Your goal: Find every line in the records below that contains the word "Steamed", and copy each such line.

^^^^

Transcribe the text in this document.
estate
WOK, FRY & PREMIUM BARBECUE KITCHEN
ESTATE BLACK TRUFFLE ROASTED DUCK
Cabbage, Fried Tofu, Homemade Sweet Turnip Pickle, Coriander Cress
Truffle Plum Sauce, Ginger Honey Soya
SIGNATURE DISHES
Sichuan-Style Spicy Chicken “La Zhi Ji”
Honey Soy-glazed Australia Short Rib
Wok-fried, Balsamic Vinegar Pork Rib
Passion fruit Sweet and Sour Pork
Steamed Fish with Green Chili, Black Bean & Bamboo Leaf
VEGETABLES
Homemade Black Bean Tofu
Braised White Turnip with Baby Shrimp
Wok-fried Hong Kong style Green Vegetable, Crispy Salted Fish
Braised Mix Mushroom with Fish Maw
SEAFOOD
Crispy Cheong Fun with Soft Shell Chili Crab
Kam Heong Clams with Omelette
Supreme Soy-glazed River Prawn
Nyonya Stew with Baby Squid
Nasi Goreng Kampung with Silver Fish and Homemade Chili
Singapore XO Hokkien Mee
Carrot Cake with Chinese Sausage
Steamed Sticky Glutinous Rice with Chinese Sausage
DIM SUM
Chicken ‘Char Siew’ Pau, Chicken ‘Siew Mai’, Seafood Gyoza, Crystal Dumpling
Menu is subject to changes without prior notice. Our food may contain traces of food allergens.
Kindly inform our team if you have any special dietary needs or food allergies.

^^^^

The output:
Steamed Fish with Green Chili, Black Bean & Bamboo Leaf
Steamed Sticky Glutinous Rice with Chinese Sausage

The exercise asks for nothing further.